What you will do
Pull out every line with the word "package" from the entries below.

Records shown

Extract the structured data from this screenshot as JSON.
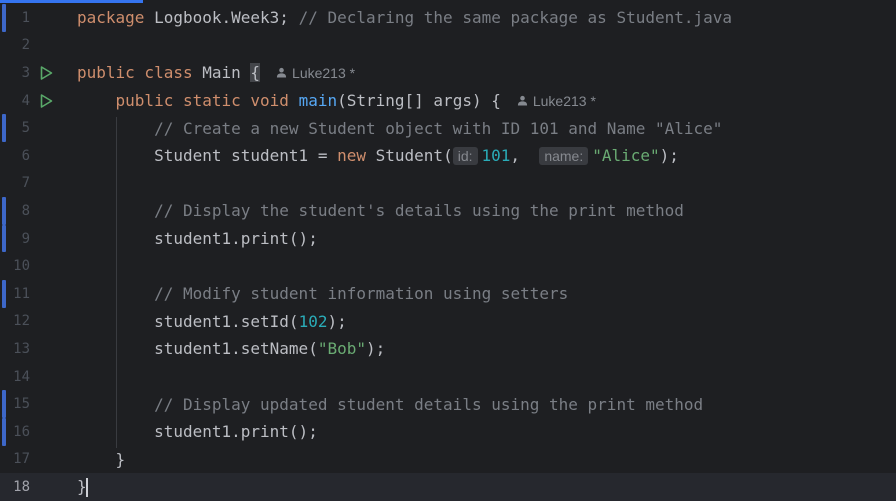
{
  "editor": {
    "current_line": 18,
    "lines": [
      {
        "num": "1",
        "parts": [
          {
            "text": "package",
            "cls": "kw"
          },
          {
            "text": " Logbook.Week3; ",
            "cls": ""
          },
          {
            "text": "// Declaring the same package as Student.java",
            "cls": "cm"
          }
        ],
        "changed": true
      },
      {
        "num": "2",
        "parts": []
      },
      {
        "num": "3",
        "run_icon": true,
        "parts": [
          {
            "text": "public class",
            "cls": "kw"
          },
          {
            "text": " Main ",
            "cls": ""
          },
          {
            "text": "{",
            "cls": "brace-hl"
          }
        ],
        "author": "Luke213 *"
      },
      {
        "num": "4",
        "run_icon": true,
        "parts": [
          {
            "text": "    public static void",
            "cls": "kw"
          },
          {
            "text": " ",
            "cls": ""
          },
          {
            "text": "main",
            "cls": "fn"
          },
          {
            "text": "(String[] args) {",
            "cls": ""
          }
        ],
        "author": "Luke213 *"
      },
      {
        "num": "5",
        "parts": [
          {
            "text": "        // Create a new Student object with ID 101 and Name \"Alice\"",
            "cls": "cm"
          }
        ],
        "changed": true
      },
      {
        "num": "6",
        "parts": [
          {
            "text": "        Student student1 = ",
            "cls": ""
          },
          {
            "text": "new",
            "cls": "kw"
          },
          {
            "text": " Student(",
            "cls": ""
          },
          {
            "hint": "id:"
          },
          {
            "text": "101",
            "cls": "num"
          },
          {
            "text": ",  ",
            "cls": ""
          },
          {
            "hint": "name:"
          },
          {
            "text": "\"Alice\"",
            "cls": "str"
          },
          {
            "text": ");",
            "cls": ""
          }
        ]
      },
      {
        "num": "7",
        "parts": []
      },
      {
        "num": "8",
        "parts": [
          {
            "text": "        // Display the student's details using the print method",
            "cls": "cm"
          }
        ],
        "changed": true
      },
      {
        "num": "9",
        "parts": [
          {
            "text": "        student1.print();",
            "cls": ""
          }
        ],
        "changed": true
      },
      {
        "num": "10",
        "parts": []
      },
      {
        "num": "11",
        "parts": [
          {
            "text": "        // Modify student information using setters",
            "cls": "cm"
          }
        ],
        "changed": true
      },
      {
        "num": "12",
        "parts": [
          {
            "text": "        student1.setId(",
            "cls": ""
          },
          {
            "text": "102",
            "cls": "num"
          },
          {
            "text": ");",
            "cls": ""
          }
        ]
      },
      {
        "num": "13",
        "parts": [
          {
            "text": "        student1.setName(",
            "cls": ""
          },
          {
            "text": "\"Bob\"",
            "cls": "str"
          },
          {
            "text": ");",
            "cls": ""
          }
        ]
      },
      {
        "num": "14",
        "parts": []
      },
      {
        "num": "15",
        "parts": [
          {
            "text": "        // Display updated student details using the print method",
            "cls": "cm"
          }
        ],
        "changed": true
      },
      {
        "num": "16",
        "parts": [
          {
            "text": "        student1.print();",
            "cls": ""
          }
        ],
        "changed": true
      },
      {
        "num": "17",
        "parts": [
          {
            "text": "    }",
            "cls": ""
          }
        ]
      },
      {
        "num": "18",
        "parts": [
          {
            "text": "}",
            "cls": ""
          }
        ],
        "caret": true
      }
    ]
  },
  "colors": {
    "background": "#1e1f22",
    "keyword": "#cf8e6d",
    "comment": "#7a7e85",
    "function": "#56a8f5",
    "number": "#2aacb8",
    "string": "#6aab73",
    "run_icon": "#59a869",
    "change_marker": "#3d67c9"
  }
}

Written reply
            "text": "package",
            "text": "// Declaring the same package as Student.java",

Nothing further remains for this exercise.